>> start TEXT PASSAGE

Transcribing another unknown language

Un autre quiz sur Language Log. On les adore.

Mark Liberman at Language Log has posted a second transcribe-and-guess-the-language quiz. I believe most readers of this blog interested in this sort of question, so you probably know this already. As one of those who got the first one right, I couldn’t resist of course. (More seriously, though, it’s an excellent exercise.)

I have followed my new fondness of wikis and used first my local one, then my new (and still quite empty) online wiki to work progressively on my solution. To be fair, my brother and I conferred a bit on Jabber: he was surprisingly enthusiastic, and provided support and his remarks.

Now, the wiki page (which has a timestamp) won’t be changed (spelling errors and all) until Mark has come out with the solution.

Once the work was as complete as it’s likely to get, I did have a look to find out whether caelestis at sauvage noble might have taken up the challenge, too. It turns out he has — I swear, I didn’t change a letter of my wiki post after looking, and won’t.

>> end TEXT PASSAGE

# EXERCISE REQUIREMENTS:
- A) Can you set down the part of the post about the Language Log quiz starting with "I have followed" and going on through "with the solution."?
- B) Can you answer these questions from the post about the Language Log quiz?
(i) Who posted the second transcribe-and-guess-the-language quiz?
(ii) On what did the writer and the writer's brother confer?
(iii) Until when will the wiki page stay unchanged?

>> start COLLECTED DATA

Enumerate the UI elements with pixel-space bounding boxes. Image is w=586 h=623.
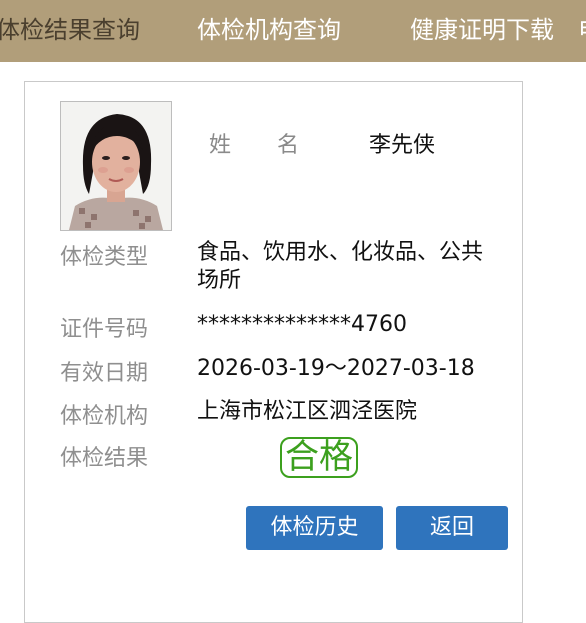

>> end COLLECTED DATA

# THE SOLUTIONS:
- A)
I have followed my new fondness of wikis and used first my local one, then my new (and still quite empty) online wiki to work progressively on my solution. To be fair, my brother and I conferred a bit on Jabber: he was surprisingly enthusiastic, and provided support and his remarks.

Now, the wiki page (which has a timestamp) won’t be changed (spelling errors and all) until Mark has come out with the solution.

- B)
(i) Mark Liberman at Language Log.
(ii) On Jabber.
(iii) Until Mark has come out with the solution.